**Written task**
Your task is to print the material below exactly as presented.

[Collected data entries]
* * *
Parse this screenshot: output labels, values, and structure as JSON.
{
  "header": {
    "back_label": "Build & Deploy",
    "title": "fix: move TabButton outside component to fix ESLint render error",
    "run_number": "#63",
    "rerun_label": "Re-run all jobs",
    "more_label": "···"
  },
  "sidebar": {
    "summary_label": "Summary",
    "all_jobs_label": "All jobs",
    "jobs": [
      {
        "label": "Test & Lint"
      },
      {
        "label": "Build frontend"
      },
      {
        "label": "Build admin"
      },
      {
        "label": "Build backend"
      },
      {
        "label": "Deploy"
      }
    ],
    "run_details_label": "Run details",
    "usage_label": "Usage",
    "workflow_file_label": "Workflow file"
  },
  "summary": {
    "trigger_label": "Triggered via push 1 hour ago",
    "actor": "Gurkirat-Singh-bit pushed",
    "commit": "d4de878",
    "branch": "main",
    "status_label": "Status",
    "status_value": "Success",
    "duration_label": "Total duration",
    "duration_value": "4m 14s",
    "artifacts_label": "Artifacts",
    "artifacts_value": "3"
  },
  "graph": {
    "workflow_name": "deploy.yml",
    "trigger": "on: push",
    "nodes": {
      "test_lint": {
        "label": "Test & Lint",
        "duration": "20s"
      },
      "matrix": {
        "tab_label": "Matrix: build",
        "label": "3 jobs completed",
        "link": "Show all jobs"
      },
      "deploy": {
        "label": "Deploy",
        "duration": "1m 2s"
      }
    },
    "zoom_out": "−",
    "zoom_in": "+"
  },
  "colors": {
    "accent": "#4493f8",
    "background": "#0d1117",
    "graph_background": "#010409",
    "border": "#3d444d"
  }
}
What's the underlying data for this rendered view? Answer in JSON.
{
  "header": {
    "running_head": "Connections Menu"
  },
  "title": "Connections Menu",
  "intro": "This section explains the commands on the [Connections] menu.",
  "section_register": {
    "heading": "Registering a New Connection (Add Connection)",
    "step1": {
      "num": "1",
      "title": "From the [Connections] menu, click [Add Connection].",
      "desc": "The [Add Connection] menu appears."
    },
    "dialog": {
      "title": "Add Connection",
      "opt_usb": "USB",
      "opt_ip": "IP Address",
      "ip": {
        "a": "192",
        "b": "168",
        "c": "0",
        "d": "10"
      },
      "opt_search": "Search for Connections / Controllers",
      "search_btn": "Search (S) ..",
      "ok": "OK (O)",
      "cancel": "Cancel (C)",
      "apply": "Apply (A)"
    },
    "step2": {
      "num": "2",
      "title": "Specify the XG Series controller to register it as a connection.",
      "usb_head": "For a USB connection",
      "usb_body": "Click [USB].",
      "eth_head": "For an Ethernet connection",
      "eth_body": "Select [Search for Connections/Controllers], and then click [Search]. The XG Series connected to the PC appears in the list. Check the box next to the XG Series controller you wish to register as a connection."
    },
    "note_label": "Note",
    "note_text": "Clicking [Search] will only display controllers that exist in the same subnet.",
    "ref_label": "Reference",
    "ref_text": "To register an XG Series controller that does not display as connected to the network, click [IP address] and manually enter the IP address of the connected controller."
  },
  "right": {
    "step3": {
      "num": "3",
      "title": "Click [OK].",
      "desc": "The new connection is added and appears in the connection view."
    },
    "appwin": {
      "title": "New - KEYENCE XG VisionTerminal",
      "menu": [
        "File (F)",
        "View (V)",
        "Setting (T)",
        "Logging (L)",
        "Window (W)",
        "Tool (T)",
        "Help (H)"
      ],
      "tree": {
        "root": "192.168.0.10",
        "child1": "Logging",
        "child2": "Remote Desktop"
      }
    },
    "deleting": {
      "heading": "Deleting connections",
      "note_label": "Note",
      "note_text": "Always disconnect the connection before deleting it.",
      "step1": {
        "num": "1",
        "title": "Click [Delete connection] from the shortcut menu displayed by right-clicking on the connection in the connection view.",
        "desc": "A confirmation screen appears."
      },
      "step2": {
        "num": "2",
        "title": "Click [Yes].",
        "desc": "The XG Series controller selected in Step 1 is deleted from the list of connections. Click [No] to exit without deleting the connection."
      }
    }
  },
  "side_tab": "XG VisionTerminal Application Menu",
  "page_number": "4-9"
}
* * *
**Answer to the problem**
Parse this screenshot: output labels, values, and structure as JSON.
{
  "header": {
    "back_label": "Build & Deploy",
    "title": "fix: move TabButton outside component to fix ESLint render error",
    "run_number": "#63",
    "rerun_label": "Re-run all jobs",
    "more_label": "···"
  },
  "sidebar": {
    "summary_label": "Summary",
    "all_jobs_label": "All jobs",
    "jobs": [
      {
        "label": "Test & Lint"
      },
      {
        "label": "Build frontend"
      },
      {
        "label": "Build admin"
      },
      {
        "label": "Build backend"
      },
      {
        "label": "Deploy"
      }
    ],
    "run_details_label": "Run details",
    "usage_label": "Usage",
    "workflow_file_label": "Workflow file"
  },
  "summary": {
    "trigger_label": "Triggered via push 1 hour ago",
    "actor": "Gurkirat-Singh-bit pushed",
    "commit": "d4de878",
    "branch": "main",
    "status_label": "Status",
    "status_value": "Success",
    "duration_label": "Total duration",
    "duration_value": "4m 14s",
    "artifacts_label": "Artifacts",
    "artifacts_value": "3"
  },
  "graph": {
    "workflow_name": "deploy.yml",
    "trigger": "on: push",
    "nodes": {
      "test_lint": {
        "label": "Test & Lint",
        "duration": "20s"
      },
      "matrix": {
        "tab_label": "Matrix: build",
        "label": "3 jobs completed",
        "link": "Show all jobs"
      },
      "deploy": {
        "label": "Deploy",
        "duration": "1m 2s"
      }
    },
    "zoom_out": "−",
    "zoom_in": "+"
  },
  "colors": {
    "accent": "#4493f8",
    "background": "#0d1117",
    "graph_background": "#010409",
    "border": "#3d444d"
  }
}
What's the underlying data for this rendered view? Answer in JSON.
{
  "header": {
    "running_head": "Connections Menu"
  },
  "title": "Connections Menu",
  "intro": "This section explains the commands on the [Connections] menu.",
  "section_register": {
    "heading": "Registering a New Connection (Add Connection)",
    "step1": {
      "num": "1",
      "title": "From the [Connections] menu, click [Add Connection].",
      "desc": "The [Add Connection] menu appears."
    },
    "dialog": {
      "title": "Add Connection",
      "opt_usb": "USB",
      "opt_ip": "IP Address",
      "ip": {
        "a": "192",
        "b": "168",
        "c": "0",
        "d": "10"
      },
      "opt_search": "Search for Connections / Controllers",
      "search_btn": "Search (S) ..",
      "ok": "OK (O)",
      "cancel": "Cancel (C)",
      "apply": "Apply (A)"
    },
    "step2": {
      "num": "2",
      "title": "Specify the XG Series controller to register it as a connection.",
      "usb_head": "For a USB connection",
      "usb_body": "Click [USB].",
      "eth_head": "For an Ethernet connection",
      "eth_body": "Select [Search for Connections/Controllers], and then click [Search]. The XG Series connected to the PC appears in the list. Check the box next to the XG Series controller you wish to register as a connection."
    },
    "note_label": "Note",
    "note_text": "Clicking [Search] will only display controllers that exist in the same subnet.",
    "ref_label": "Reference",
    "ref_text": "To register an XG Series controller that does not display as connected to the network, click [IP address] and manually enter the IP address of the connected controller."
  },
  "right": {
    "step3": {
      "num": "3",
      "title": "Click [OK].",
      "desc": "The new connection is added and appears in the connection view."
    },
    "appwin": {
      "title": "New - KEYENCE XG VisionTerminal",
      "menu": [
        "File (F)",
        "View (V)",
        "Setting (T)",
        "Logging (L)",
        "Window (W)",
        "Tool (T)",
        "Help (H)"
      ],
      "tree": {
        "root": "192.168.0.10",
        "child1": "Logging",
        "child2": "Remote Desktop"
      }
    },
    "deleting": {
      "heading": "Deleting connections",
      "note_label": "Note",
      "note_text": "Always disconnect the connection before deleting it.",
      "step1": {
        "num": "1",
        "title": "Click [Delete connection] from the shortcut menu displayed by right-clicking on the connection in the connection view.",
        "desc": "A confirmation screen appears."
      },
      "step2": {
        "num": "2",
        "title": "Click [Yes].",
        "desc": "The XG Series controller selected in Step 1 is deleted from the list of connections. Click [No] to exit without deleting the connection."
      }
    }
  },
  "side_tab": "XG VisionTerminal Application Menu",
  "page_number": "4-9"
}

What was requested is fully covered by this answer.